_INSTRUCTIONS FOR THE TASK:_
Print out the material that follows word for word.

_ENTRIES:_
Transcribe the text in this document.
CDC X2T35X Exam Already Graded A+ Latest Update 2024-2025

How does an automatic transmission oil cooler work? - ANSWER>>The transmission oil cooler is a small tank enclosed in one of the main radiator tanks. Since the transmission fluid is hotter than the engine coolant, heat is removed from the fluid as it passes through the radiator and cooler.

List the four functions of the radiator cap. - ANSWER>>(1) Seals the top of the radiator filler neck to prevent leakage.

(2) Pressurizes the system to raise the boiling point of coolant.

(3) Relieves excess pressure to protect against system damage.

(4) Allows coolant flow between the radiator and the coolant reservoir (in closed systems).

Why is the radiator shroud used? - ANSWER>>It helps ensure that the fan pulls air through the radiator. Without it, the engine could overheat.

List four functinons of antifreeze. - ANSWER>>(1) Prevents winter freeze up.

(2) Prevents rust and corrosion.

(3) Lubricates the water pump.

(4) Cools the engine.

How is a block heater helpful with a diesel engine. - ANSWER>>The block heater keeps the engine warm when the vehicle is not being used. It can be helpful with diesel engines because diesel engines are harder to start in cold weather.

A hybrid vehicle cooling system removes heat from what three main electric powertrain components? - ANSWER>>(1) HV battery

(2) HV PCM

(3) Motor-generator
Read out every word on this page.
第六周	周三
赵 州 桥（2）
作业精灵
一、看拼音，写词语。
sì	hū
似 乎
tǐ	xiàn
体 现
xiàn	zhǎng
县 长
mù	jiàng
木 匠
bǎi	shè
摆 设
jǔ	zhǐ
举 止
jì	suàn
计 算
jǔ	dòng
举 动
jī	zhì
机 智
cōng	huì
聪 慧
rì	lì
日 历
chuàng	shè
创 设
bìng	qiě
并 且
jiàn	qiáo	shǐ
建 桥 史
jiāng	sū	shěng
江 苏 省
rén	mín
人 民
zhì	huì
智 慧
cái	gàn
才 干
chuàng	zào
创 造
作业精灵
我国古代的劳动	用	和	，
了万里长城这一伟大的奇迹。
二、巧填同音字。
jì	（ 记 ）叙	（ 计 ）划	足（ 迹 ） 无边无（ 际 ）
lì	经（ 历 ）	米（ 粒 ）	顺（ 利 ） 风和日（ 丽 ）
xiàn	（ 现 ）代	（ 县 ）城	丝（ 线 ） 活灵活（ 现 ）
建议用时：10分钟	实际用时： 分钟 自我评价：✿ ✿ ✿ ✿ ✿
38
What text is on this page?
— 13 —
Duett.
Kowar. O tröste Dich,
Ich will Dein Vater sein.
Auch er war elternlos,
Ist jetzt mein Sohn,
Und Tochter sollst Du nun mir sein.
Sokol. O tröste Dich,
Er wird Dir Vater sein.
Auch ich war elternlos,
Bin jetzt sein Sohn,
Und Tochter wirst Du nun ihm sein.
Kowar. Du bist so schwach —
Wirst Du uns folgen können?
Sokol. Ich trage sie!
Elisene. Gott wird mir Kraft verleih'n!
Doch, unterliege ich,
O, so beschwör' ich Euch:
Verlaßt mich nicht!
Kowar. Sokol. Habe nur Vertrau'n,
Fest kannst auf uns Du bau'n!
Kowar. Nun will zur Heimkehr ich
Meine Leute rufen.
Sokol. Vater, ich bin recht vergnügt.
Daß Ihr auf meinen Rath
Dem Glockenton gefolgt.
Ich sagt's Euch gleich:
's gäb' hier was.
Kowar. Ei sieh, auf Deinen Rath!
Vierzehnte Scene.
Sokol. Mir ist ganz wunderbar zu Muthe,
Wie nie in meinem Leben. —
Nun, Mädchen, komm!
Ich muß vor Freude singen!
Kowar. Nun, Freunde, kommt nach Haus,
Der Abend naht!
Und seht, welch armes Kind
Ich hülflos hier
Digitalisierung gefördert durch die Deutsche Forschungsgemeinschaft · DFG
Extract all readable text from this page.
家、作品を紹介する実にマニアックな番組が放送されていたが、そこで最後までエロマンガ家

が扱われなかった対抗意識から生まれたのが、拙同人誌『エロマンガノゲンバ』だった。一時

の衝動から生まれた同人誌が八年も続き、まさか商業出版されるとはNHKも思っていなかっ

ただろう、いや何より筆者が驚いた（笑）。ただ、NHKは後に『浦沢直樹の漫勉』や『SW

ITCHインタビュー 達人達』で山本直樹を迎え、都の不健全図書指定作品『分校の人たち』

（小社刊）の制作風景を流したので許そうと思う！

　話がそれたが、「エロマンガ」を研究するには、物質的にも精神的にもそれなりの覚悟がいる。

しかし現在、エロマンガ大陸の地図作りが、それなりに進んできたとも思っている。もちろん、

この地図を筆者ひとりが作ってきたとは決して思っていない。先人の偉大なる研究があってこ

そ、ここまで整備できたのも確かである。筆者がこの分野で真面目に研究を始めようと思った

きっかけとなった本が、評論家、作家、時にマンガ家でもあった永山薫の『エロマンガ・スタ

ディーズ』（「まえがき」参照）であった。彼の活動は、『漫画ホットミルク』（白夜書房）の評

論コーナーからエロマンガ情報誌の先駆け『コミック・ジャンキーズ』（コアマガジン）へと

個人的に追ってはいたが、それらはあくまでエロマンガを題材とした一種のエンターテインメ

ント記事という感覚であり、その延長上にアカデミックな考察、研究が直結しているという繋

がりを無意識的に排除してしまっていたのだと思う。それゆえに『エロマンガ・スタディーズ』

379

_REPLY TO THE EXERCISE:_
Transcribe the text in this document.
CDC X2T35X Exam Already Graded A+ Latest Update 2024-2025

How does an automatic transmission oil cooler work? - ANSWER>>The transmission oil cooler is a small tank enclosed in one of the main radiator tanks. Since the transmission fluid is hotter than the engine coolant, heat is removed from the fluid as it passes through the radiator and cooler.

List the four functions of the radiator cap. - ANSWER>>(1) Seals the top of the radiator filler neck to prevent leakage.

(2) Pressurizes the system to raise the boiling point of coolant.

(3) Relieves excess pressure to protect against system damage.

(4) Allows coolant flow between the radiator and the coolant reservoir (in closed systems).

Why is the radiator shroud used? - ANSWER>>It helps ensure that the fan pulls air through the radiator. Without it, the engine could overheat.

List four functinons of antifreeze. - ANSWER>>(1) Prevents winter freeze up.

(2) Prevents rust and corrosion.

(3) Lubricates the water pump.

(4) Cools the engine.

How is a block heater helpful with a diesel engine. - ANSWER>>The block heater keeps the engine warm when the vehicle is not being used. It can be helpful with diesel engines because diesel engines are harder to start in cold weather.

A hybrid vehicle cooling system removes heat from what three main electric powertrain components? - ANSWER>>(1) HV battery

(2) HV PCM

(3) Motor-generator
Read out every word on this page.
第六周	周三
赵 州 桥（2）
作业精灵
一、看拼音，写词语。
sì	hū
似 乎
tǐ	xiàn
体 现
xiàn	zhǎng
县 长
mù	jiàng
木 匠
bǎi	shè
摆 设
jǔ	zhǐ
举 止
jì	suàn
计 算
jǔ	dòng
举 动
jī	zhì
机 智
cōng	huì
聪 慧
rì	lì
日 历
chuàng	shè
创 设
bìng	qiě
并 且
jiàn	qiáo	shǐ
建 桥 史
jiāng	sū	shěng
江 苏 省
rén	mín
人 民
zhì	huì
智 慧
cái	gàn
才 干
chuàng	zào
创 造
作业精灵
我国古代的劳动	用	和	，
了万里长城这一伟大的奇迹。
二、巧填同音字。
jì	（ 记 ）叙	（ 计 ）划	足（ 迹 ） 无边无（ 际 ）
lì	经（ 历 ）	米（ 粒 ）	顺（ 利 ） 风和日（ 丽 ）
xiàn	（ 现 ）代	（ 县 ）城	丝（ 线 ） 活灵活（ 现 ）
建议用时：10分钟	实际用时： 分钟 自我评价：✿ ✿ ✿ ✿ ✿
38
What text is on this page?
— 13 —
Duett.
Kowar. O tröste Dich,
Ich will Dein Vater sein.
Auch er war elternlos,
Ist jetzt mein Sohn,
Und Tochter sollst Du nun mir sein.
Sokol. O tröste Dich,
Er wird Dir Vater sein.
Auch ich war elternlos,
Bin jetzt sein Sohn,
Und Tochter wirst Du nun ihm sein.
Kowar. Du bist so schwach —
Wirst Du uns folgen können?
Sokol. Ich trage sie!
Elisene. Gott wird mir Kraft verleih'n!
Doch, unterliege ich,
O, so beschwör' ich Euch:
Verlaßt mich nicht!
Kowar. Sokol. Habe nur Vertrau'n,
Fest kannst auf uns Du bau'n!
Kowar. Nun will zur Heimkehr ich
Meine Leute rufen.
Sokol. Vater, ich bin recht vergnügt.
Daß Ihr auf meinen Rath
Dem Glockenton gefolgt.
Ich sagt's Euch gleich:
's gäb' hier was.
Kowar. Ei sieh, auf Deinen Rath!
Vierzehnte Scene.
Sokol. Mir ist ganz wunderbar zu Muthe,
Wie nie in meinem Leben. —
Nun, Mädchen, komm!
Ich muß vor Freude singen!
Kowar. Nun, Freunde, kommt nach Haus,
Der Abend naht!
Und seht, welch armes Kind
Ich hülflos hier
Digitalisierung gefördert durch die Deutsche Forschungsgemeinschaft · DFG
Extract all readable text from this page.
家、作品を紹介する実にマニアックな番組が放送されていたが、そこで最後までエロマンガ家

が扱われなかった対抗意識から生まれたのが、拙同人誌『エロマンガノゲンバ』だった。一時

の衝動から生まれた同人誌が八年も続き、まさか商業出版されるとはNHKも思っていなかっ

ただろう、いや何より筆者が驚いた（笑）。ただ、NHKは後に『浦沢直樹の漫勉』や『SW

ITCHインタビュー 達人達』で山本直樹を迎え、都の不健全図書指定作品『分校の人たち』

（小社刊）の制作風景を流したので許そうと思う！

　話がそれたが、「エロマンガ」を研究するには、物質的にも精神的にもそれなりの覚悟がいる。

しかし現在、エロマンガ大陸の地図作りが、それなりに進んできたとも思っている。もちろん、

この地図を筆者ひとりが作ってきたとは決して思っていない。先人の偉大なる研究があってこ

そ、ここまで整備できたのも確かである。筆者がこの分野で真面目に研究を始めようと思った

きっかけとなった本が、評論家、作家、時にマンガ家でもあった永山薫の『エロマンガ・スタ

ディーズ』（「まえがき」参照）であった。彼の活動は、『漫画ホットミルク』（白夜書房）の評

論コーナーからエロマンガ情報誌の先駆け『コミック・ジャンキーズ』（コアマガジン）へと

個人的に追ってはいたが、それらはあくまでエロマンガを題材とした一種のエンターテインメ

ント記事という感覚であり、その延長上にアカデミックな考察、研究が直結しているという繋

がりを無意識的に排除してしまっていたのだと思う。それゆえに『エロマンガ・スタディーズ』

379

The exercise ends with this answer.